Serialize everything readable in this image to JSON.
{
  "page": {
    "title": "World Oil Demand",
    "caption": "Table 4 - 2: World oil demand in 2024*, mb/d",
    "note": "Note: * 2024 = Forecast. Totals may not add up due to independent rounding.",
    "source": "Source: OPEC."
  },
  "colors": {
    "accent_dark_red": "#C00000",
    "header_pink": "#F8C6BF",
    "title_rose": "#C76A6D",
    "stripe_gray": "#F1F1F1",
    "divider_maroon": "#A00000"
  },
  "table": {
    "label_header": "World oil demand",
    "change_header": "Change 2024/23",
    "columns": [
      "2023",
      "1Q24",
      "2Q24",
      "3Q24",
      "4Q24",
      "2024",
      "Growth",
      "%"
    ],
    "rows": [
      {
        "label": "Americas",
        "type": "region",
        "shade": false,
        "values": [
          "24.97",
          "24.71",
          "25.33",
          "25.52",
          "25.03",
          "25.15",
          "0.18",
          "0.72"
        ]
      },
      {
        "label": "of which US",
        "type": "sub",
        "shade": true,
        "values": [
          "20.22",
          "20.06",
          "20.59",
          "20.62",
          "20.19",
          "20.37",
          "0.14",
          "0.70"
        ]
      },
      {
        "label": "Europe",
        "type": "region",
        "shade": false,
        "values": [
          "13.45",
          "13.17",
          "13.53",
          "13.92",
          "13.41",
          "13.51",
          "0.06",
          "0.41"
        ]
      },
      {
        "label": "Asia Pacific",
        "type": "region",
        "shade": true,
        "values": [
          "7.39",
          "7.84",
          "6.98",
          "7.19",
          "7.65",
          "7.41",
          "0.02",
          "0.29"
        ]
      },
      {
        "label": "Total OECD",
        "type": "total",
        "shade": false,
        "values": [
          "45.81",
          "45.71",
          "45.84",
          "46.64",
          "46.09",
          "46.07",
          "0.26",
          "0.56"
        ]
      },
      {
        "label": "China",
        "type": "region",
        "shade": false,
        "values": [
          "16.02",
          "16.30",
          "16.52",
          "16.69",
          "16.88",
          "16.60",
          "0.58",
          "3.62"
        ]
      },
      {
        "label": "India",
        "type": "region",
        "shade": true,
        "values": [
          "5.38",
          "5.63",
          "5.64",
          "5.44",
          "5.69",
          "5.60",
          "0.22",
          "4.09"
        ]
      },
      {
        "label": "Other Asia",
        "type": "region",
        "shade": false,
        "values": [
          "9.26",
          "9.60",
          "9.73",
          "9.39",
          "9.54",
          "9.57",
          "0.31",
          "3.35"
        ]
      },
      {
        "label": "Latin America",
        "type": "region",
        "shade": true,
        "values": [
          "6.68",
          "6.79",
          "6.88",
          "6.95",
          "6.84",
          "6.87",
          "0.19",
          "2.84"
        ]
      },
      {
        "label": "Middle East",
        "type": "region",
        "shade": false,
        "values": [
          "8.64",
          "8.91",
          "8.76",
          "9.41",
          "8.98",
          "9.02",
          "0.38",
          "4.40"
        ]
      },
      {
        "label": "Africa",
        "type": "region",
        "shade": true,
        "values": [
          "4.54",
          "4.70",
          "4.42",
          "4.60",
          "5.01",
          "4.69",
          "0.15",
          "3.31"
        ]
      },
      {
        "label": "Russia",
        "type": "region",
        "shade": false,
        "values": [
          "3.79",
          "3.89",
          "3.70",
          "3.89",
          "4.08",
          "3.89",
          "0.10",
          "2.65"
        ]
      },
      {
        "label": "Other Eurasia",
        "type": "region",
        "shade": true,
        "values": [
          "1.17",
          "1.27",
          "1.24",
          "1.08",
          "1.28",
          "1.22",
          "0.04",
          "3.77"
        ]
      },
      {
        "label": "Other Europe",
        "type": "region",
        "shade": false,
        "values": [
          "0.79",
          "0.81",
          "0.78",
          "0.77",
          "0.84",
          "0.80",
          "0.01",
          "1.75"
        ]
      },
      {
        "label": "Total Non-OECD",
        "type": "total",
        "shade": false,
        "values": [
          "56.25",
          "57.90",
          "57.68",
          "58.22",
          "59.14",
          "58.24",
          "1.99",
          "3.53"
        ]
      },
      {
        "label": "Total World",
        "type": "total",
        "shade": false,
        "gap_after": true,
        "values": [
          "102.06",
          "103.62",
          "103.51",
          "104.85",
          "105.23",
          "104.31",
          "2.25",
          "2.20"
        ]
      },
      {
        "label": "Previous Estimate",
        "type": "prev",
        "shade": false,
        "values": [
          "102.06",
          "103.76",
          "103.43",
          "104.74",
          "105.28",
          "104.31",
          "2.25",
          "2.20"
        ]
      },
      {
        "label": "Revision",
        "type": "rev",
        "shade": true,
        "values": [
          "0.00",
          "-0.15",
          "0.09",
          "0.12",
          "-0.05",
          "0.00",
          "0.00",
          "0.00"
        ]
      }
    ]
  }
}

_____

◆ What to work on:
What is the number of lines in the data that hold the word "OECD"? Reply with that number and nothing else.

◆ Answer to this problem:
2